Goal:
In your copy, repeat the records exactly and leave out the pictures.

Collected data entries
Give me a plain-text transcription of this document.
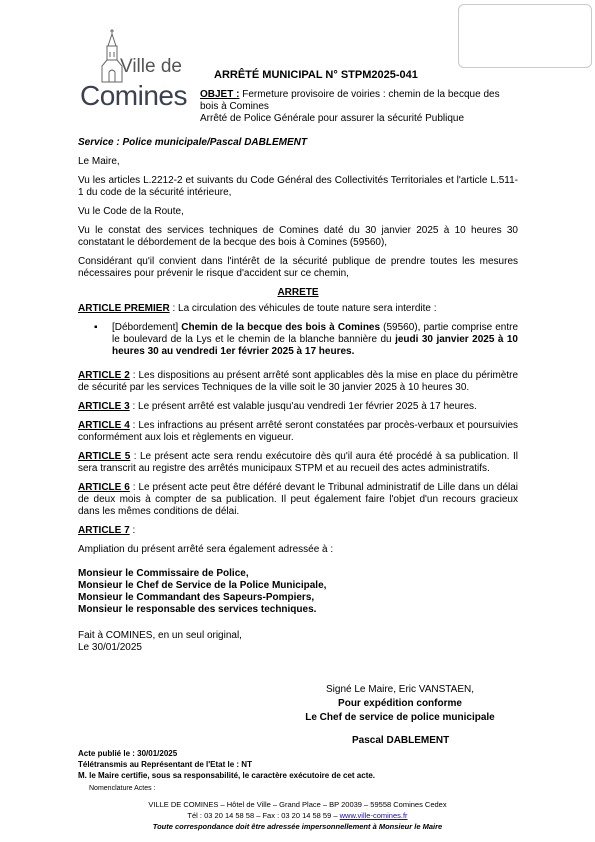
Ville de
Comines
ARRÊTÉ MUNICIPAL N° STPM2025-041
OBJET : Fermeture provisoire de voiries : chemin de la becque des bois à Comines
Arrêté de Police Générale pour assurer la sécurité Publique

Service : Police municipale/Pascal DABLEMENT

Le Maire,

Vu les articles L.2212-2 et suivants du Code Général des Collectivités Territoriales et l'article L.511-1 du code de la sécurité intérieure,

Vu le Code de la Route,

Vu le constat des services techniques de Comines daté du 30 janvier 2025 à 10 heures 30 constatant le débordement de la becque des bois à Comines (59560),

Considérant qu'il convient dans l'intérêt de la sécurité publique de prendre toutes les mesures nécessaires pour prévenir le risque d'accident sur ce chemin,

ARRETE

ARTICLE PREMIER : La circulation des véhicules de toute nature sera interdite :

▪	[Débordement] Chemin de la becque des bois à Comines (59560), partie comprise entre le boulevard de la Lys et le chemin de la blanche bannière du jeudi 30 janvier 2025 à 10 heures 30 au vendredi 1er février 2025 à 17 heures.

ARTICLE 2 : Les dispositions au présent arrêté sont applicables dès la mise en place du périmètre de sécurité par les services Techniques de la ville soit le 30 janvier 2025 à 10 heures 30.

ARTICLE 3 : Le présent arrêté est valable jusqu'au vendredi 1er février 2025 à 17 heures.

ARTICLE 4 : Les infractions au présent arrêté seront constatées par procès-verbaux et poursuivies conformément aux lois et règlements en vigueur.

ARTICLE 5 : Le présent acte sera rendu exécutoire dès qu'il aura été procédé à sa publication. Il sera transcrit au registre des arrêtés municipaux STPM et au recueil des actes administratifs.

ARTICLE 6 : Le présent acte peut être déféré devant le Tribunal administratif de Lille dans un délai de deux mois à compter de sa publication. Il peut également faire l'objet d'un recours gracieux dans les mêmes conditions de délai.

ARTICLE 7 :

Ampliation du présent arrêté sera également adressée à :

Monsieur le Commissaire de Police,
Monsieur le Chef de Service de la Police Municipale,
Monsieur le Commandant des Sapeurs-Pompiers,
Monsieur le responsable des services techniques.
Fait à COMINES, en un seul original,
Le 30/01/2025
Signé Le Maire, Eric VANSTAEN,
Pour expédition conforme
Le Chef de service de police municipale
Pascal DABLEMENT
Acte publié le : 30/01/2025
Télétransmis au Représentant de l'Etat le : NT
M. le Maire certifie, sous sa responsabilité, le caractère exécutoire de cet acte.
Nomenclature Actes :
VILLE DE COMINES – Hôtel de Ville – Grand Place – BP 20039 – 59558 Comines Cedex
Tél : 03 20 14 58 58 – Fax : 03 20 14 58 59 – www.ville-comines.fr
Toute correspondance doit être adressée impersonnellement à Monsieur le Maire
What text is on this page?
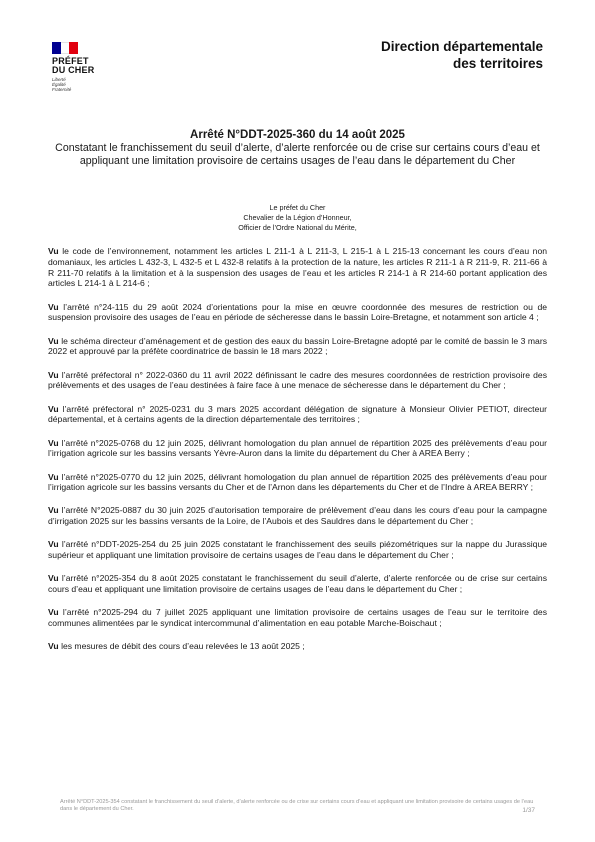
PRÉFET
DU CHER
Liberté
Égalité
Fraternité
Direction départementale
des territoires
Arrêté N°DDT-2025-360 du 14 août 2025
Constatant le franchissement du seuil d’alerte, d’alerte renforcée ou de crise sur certains cours d’eau et appliquant une limitation provisoire de certains usages de l’eau dans le département du Cher
Le préfet du Cher
Chevalier de la Légion d’Honneur,
Officier de l’Ordre National du Mérite,

Vu le code de l’environnement, notamment les articles L 211-1 à L 211-3, L 215-1 à L 215-13 concernant les cours d’eau non domaniaux, les articles L 432-3, L 432-5 et L 432-8 relatifs à la protection de la nature, les articles R 211-1 à R 211-9, R. 211-66 à R 211-70 relatifs à la limitation et à la suspension des usages de l’eau et les articles R 214-1 à R 214-60 portant application des articles L 214-1 à L 214-6 ;

Vu l’arrêté n°24-115 du 29 août 2024 d’orientations pour la mise en œuvre coordonnée des mesures de restriction ou de suspension provisoire des usages de l’eau en période de sécheresse dans le bassin Loire-Bretagne, et notamment son article 4 ;

Vu le schéma directeur d’aménagement et de gestion des eaux du bassin Loire-Bretagne adopté par le comité de bassin le 3 mars 2022 et approuvé par la préfète coordinatrice de bassin le 18 mars 2022 ;

Vu l’arrêté préfectoral n° 2022-0360 du 11 avril 2022 définissant le cadre des mesures coordonnées de restriction provisoire des prélèvements et des usages de l’eau destinées à faire face à une menace de sécheresse dans le département du Cher ;

Vu l’arrêté préfectoral n° 2025-0231 du 3 mars 2025 accordant délégation de signature à Monsieur Olivier PETIOT, directeur départemental, et à certains agents de la direction départementale des territoires ;

Vu l’arrêté n°2025-0768 du 12 juin 2025, délivrant homologation du plan annuel de répartition 2025 des prélèvements d’eau pour l’irrigation agricole sur les bassins versants Yèvre-Auron dans la limite du département du Cher à AREA Berry ;

Vu l’arrêté n°2025-0770 du 12 juin 2025, délivrant homologation du plan annuel de répartition 2025 des prélèvements d’eau pour l’irrigation agricole sur les bassins versants du Cher et de l’Arnon dans les départements du Cher et de l’Indre à AREA BERRY ;

Vu l’arrêté N°2025-0887 du 30 juin 2025 d’autorisation temporaire de prélèvement d’eau dans les cours d’eau pour la campagne d’irrigation 2025 sur les bassins versants de la Loire, de l’Aubois et des Sauldres dans le département du Cher ;

Vu l’arrêté n°DDT-2025-254 du 25 juin 2025 constatant le franchissement des seuils piézométriques sur la nappe du Jurassique supérieur et appliquant une limitation provisoire de certains usages de l’eau dans le département du Cher ;

Vu l’arrêté n°2025-354 du 8 août 2025 constatant le franchissement du seuil d’alerte, d’alerte renforcée ou de crise sur certains cours d’eau et appliquant une limitation provisoire de certains usages de l’eau dans le département du Cher ;

Vu l’arrêté n°2025-294 du 7 juillet 2025 appliquant une limitation provisoire de certains usages de l’eau sur le territoire des communes alimentées par le syndicat intercommunal d’alimentation en eau potable Marche-Boischaut ;

Vu les mesures de débit des cours d’eau relevées le 13 août 2025 ;

Arrêté N°DDT-2025-354 constatant le franchissement du seuil d’alerte, d’alerte renforcée ou de crise sur certains cours d’eau et appliquant une limitation provisoire de certains usages de l’eau dans le département du Cher.	1/37
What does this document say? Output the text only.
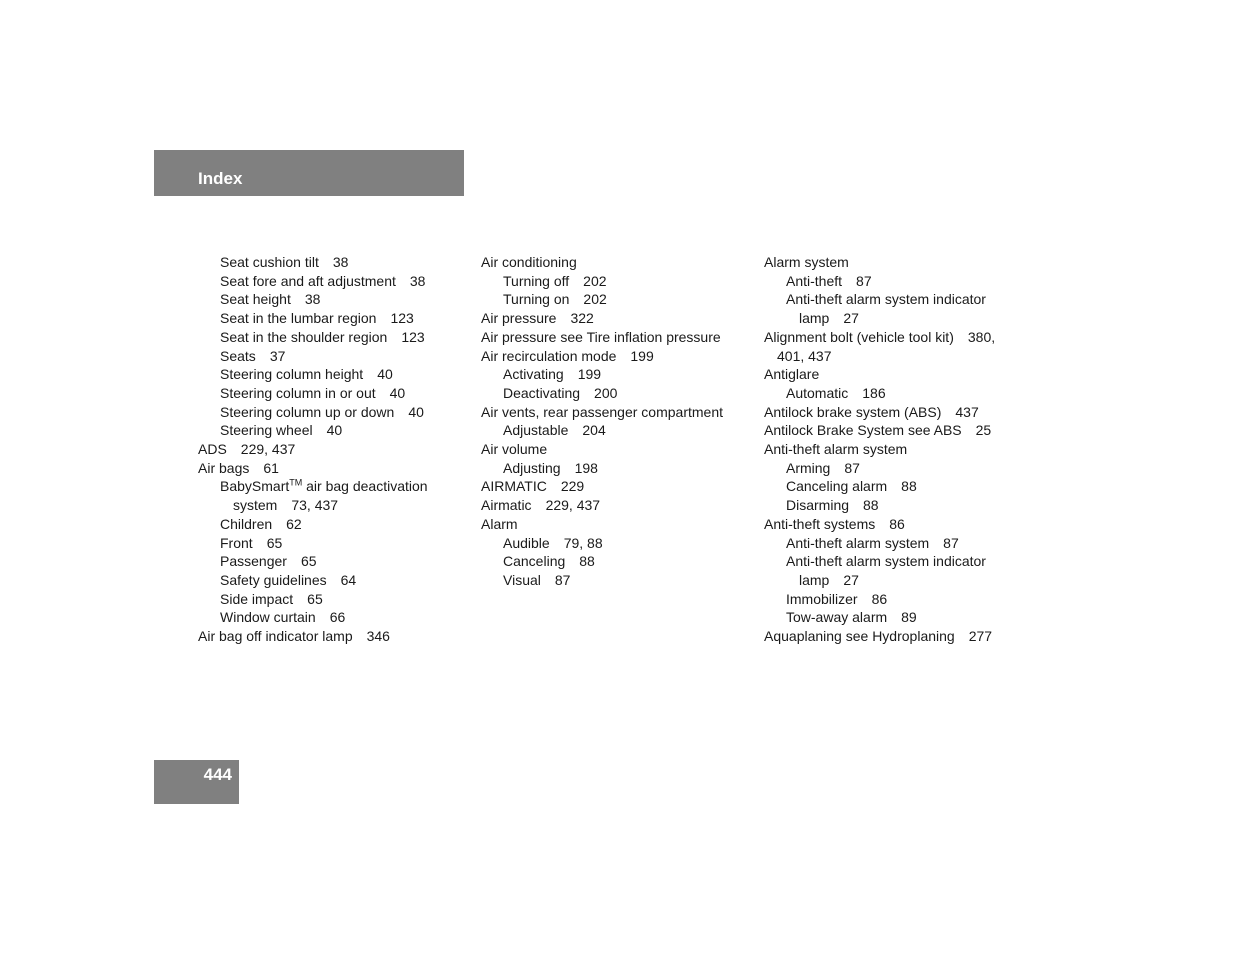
Index
Seat cushion tilt 38
Seat fore and aft adjustment 38
Seat height 38
Seat in the lumbar region 123
Seat in the shoulder region 123
Seats 37
Steering column height 40
Steering column in or out 40
Steering column up or down 40
Steering wheel 40
ADS 229, 437
Air bags 61
BabySmart™ air bag deactivation
system 73, 437
Children 62
Front 65
Passenger 65
Safety guidelines 64
Side impact 65
Window curtain 66
Air bag off indicator lamp 346
Air conditioning
Turning off 202
Turning on 202
Air pressure 322
Air pressure see Tire inflation pressure
Air recirculation mode 199
Activating 199
Deactivating 200
Air vents, rear passenger compartment
Adjustable 204
Air volume
Adjusting 198
AIRMATIC 229
Airmatic 229, 437
Alarm
Audible 79, 88
Canceling 88
Visual 87
Alarm system
Anti-theft 87
Anti-theft alarm system indicator
lamp 27
Alignment bolt (vehicle tool kit) 380,
401, 437
Antiglare
Automatic 186
Antilock brake system (ABS) 437
Antilock Brake System see ABS 25
Anti-theft alarm system
Arming 87
Canceling alarm 88
Disarming 88
Anti-theft systems 86
Anti-theft alarm system 87
Anti-theft alarm system indicator
lamp 27
Immobilizer 86
Tow-away alarm 89
Aquaplaning see Hydroplaning 277
444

Response for this exercise:
Give me a plain-text transcription of this document.
Ville de
Comines
ARRÊTÉ MUNICIPAL N° STPM2025-041
OBJET : Fermeture provisoire de voiries : chemin de la becque des bois à Comines
Arrêté de Police Générale pour assurer la sécurité Publique

Service : Police municipale/Pascal DABLEMENT

Le Maire,

Vu les articles L.2212-2 et suivants du Code Général des Collectivités Territoriales et l'article L.511-1 du code de la sécurité intérieure,

Vu le Code de la Route,

Vu le constat des services techniques de Comines daté du 30 janvier 2025 à 10 heures 30 constatant le débordement de la becque des bois à Comines (59560),

Considérant qu'il convient dans l'intérêt de la sécurité publique de prendre toutes les mesures nécessaires pour prévenir le risque d'accident sur ce chemin,

ARRETE

ARTICLE PREMIER : La circulation des véhicules de toute nature sera interdite :

▪	[Débordement] Chemin de la becque des bois à Comines (59560), partie comprise entre le boulevard de la Lys et le chemin de la blanche bannière du jeudi 30 janvier 2025 à 10 heures 30 au vendredi 1er février 2025 à 17 heures.

ARTICLE 2 : Les dispositions au présent arrêté sont applicables dès la mise en place du périmètre de sécurité par les services Techniques de la ville soit le 30 janvier 2025 à 10 heures 30.

ARTICLE 3 : Le présent arrêté est valable jusqu'au vendredi 1er février 2025 à 17 heures.

ARTICLE 4 : Les infractions au présent arrêté seront constatées par procès-verbaux et poursuivies conformément aux lois et règlements en vigueur.

ARTICLE 5 : Le présent acte sera rendu exécutoire dès qu'il aura été procédé à sa publication. Il sera transcrit au registre des arrêtés municipaux STPM et au recueil des actes administratifs.

ARTICLE 6 : Le présent acte peut être déféré devant le Tribunal administratif de Lille dans un délai de deux mois à compter de sa publication. Il peut également faire l'objet d'un recours gracieux dans les mêmes conditions de délai.

ARTICLE 7 :

Ampliation du présent arrêté sera également adressée à :

Monsieur le Commissaire de Police,
Monsieur le Chef de Service de la Police Municipale,
Monsieur le Commandant des Sapeurs-Pompiers,
Monsieur le responsable des services techniques.
Fait à COMINES, en un seul original,
Le 30/01/2025
Signé Le Maire, Eric VANSTAEN,
Pour expédition conforme
Le Chef de service de police municipale
Pascal DABLEMENT
Acte publié le : 30/01/2025
Télétransmis au Représentant de l'Etat le : NT
M. le Maire certifie, sous sa responsabilité, le caractère exécutoire de cet acte.
Nomenclature Actes :
VILLE DE COMINES – Hôtel de Ville – Grand Place – BP 20039 – 59558 Comines Cedex
Tél : 03 20 14 58 58 – Fax : 03 20 14 58 59 – www.ville-comines.fr
Toute correspondance doit être adressée impersonnellement à Monsieur le Maire
What text is on this page?
PRÉFET
DU CHER
Liberté
Égalité
Fraternité
Direction départementale
des territoires
Arrêté N°DDT-2025-360 du 14 août 2025
Constatant le franchissement du seuil d’alerte, d’alerte renforcée ou de crise sur certains cours d’eau et appliquant une limitation provisoire de certains usages de l’eau dans le département du Cher
Le préfet du Cher
Chevalier de la Légion d’Honneur,
Officier de l’Ordre National du Mérite,

Vu le code de l’environnement, notamment les articles L 211-1 à L 211-3, L 215-1 à L 215-13 concernant les cours d’eau non domaniaux, les articles L 432-3, L 432-5 et L 432-8 relatifs à la protection de la nature, les articles R 211-1 à R 211-9, R. 211-66 à R 211-70 relatifs à la limitation et à la suspension des usages de l’eau et les articles R 214-1 à R 214-60 portant application des articles L 214-1 à L 214-6 ;

Vu l’arrêté n°24-115 du 29 août 2024 d’orientations pour la mise en œuvre coordonnée des mesures de restriction ou de suspension provisoire des usages de l’eau en période de sécheresse dans le bassin Loire-Bretagne, et notamment son article 4 ;

Vu le schéma directeur d’aménagement et de gestion des eaux du bassin Loire-Bretagne adopté par le comité de bassin le 3 mars 2022 et approuvé par la préfète coordinatrice de bassin le 18 mars 2022 ;

Vu l’arrêté préfectoral n° 2022-0360 du 11 avril 2022 définissant le cadre des mesures coordonnées de restriction provisoire des prélèvements et des usages de l’eau destinées à faire face à une menace de sécheresse dans le département du Cher ;

Vu l’arrêté préfectoral n° 2025-0231 du 3 mars 2025 accordant délégation de signature à Monsieur Olivier PETIOT, directeur départemental, et à certains agents de la direction départementale des territoires ;

Vu l’arrêté n°2025-0768 du 12 juin 2025, délivrant homologation du plan annuel de répartition 2025 des prélèvements d’eau pour l’irrigation agricole sur les bassins versants Yèvre-Auron dans la limite du département du Cher à AREA Berry ;

Vu l’arrêté n°2025-0770 du 12 juin 2025, délivrant homologation du plan annuel de répartition 2025 des prélèvements d’eau pour l’irrigation agricole sur les bassins versants du Cher et de l’Arnon dans les départements du Cher et de l’Indre à AREA BERRY ;

Vu l’arrêté N°2025-0887 du 30 juin 2025 d’autorisation temporaire de prélèvement d’eau dans les cours d’eau pour la campagne d’irrigation 2025 sur les bassins versants de la Loire, de l’Aubois et des Sauldres dans le département du Cher ;

Vu l’arrêté n°DDT-2025-254 du 25 juin 2025 constatant le franchissement des seuils piézométriques sur la nappe du Jurassique supérieur et appliquant une limitation provisoire de certains usages de l’eau dans le département du Cher ;

Vu l’arrêté n°2025-354 du 8 août 2025 constatant le franchissement du seuil d’alerte, d’alerte renforcée ou de crise sur certains cours d’eau et appliquant une limitation provisoire de certains usages de l’eau dans le département du Cher ;

Vu l’arrêté n°2025-294 du 7 juillet 2025 appliquant une limitation provisoire de certains usages de l’eau sur le territoire des communes alimentées par le syndicat intercommunal d’alimentation en eau potable Marche-Boischaut ;

Vu les mesures de débit des cours d’eau relevées le 13 août 2025 ;

Arrêté N°DDT-2025-354 constatant le franchissement du seuil d’alerte, d’alerte renforcée ou de crise sur certains cours d’eau et appliquant une limitation provisoire de certains usages de l’eau dans le département du Cher.	1/37
What does this document say? Output the text only.
Index
Seat cushion tilt 38
Seat fore and aft adjustment 38
Seat height 38
Seat in the lumbar region 123
Seat in the shoulder region 123
Seats 37
Steering column height 40
Steering column in or out 40
Steering column up or down 40
Steering wheel 40
ADS 229, 437
Air bags 61
BabySmart™ air bag deactivation
system 73, 437
Children 62
Front 65
Passenger 65
Safety guidelines 64
Side impact 65
Window curtain 66
Air bag off indicator lamp 346
Air conditioning
Turning off 202
Turning on 202
Air pressure 322
Air pressure see Tire inflation pressure
Air recirculation mode 199
Activating 199
Deactivating 200
Air vents, rear passenger compartment
Adjustable 204
Air volume
Adjusting 198
AIRMATIC 229
Airmatic 229, 437
Alarm
Audible 79, 88
Canceling 88
Visual 87
Alarm system
Anti-theft 87
Anti-theft alarm system indicator
lamp 27
Alignment bolt (vehicle tool kit) 380,
401, 437
Antiglare
Automatic 186
Antilock brake system (ABS) 437
Antilock Brake System see ABS 25
Anti-theft alarm system
Arming 87
Canceling alarm 88
Disarming 88
Anti-theft systems 86
Anti-theft alarm system 87
Anti-theft alarm system indicator
lamp 27
Immobilizer 86
Tow-away alarm 89
Aquaplaning see Hydroplaning 277
444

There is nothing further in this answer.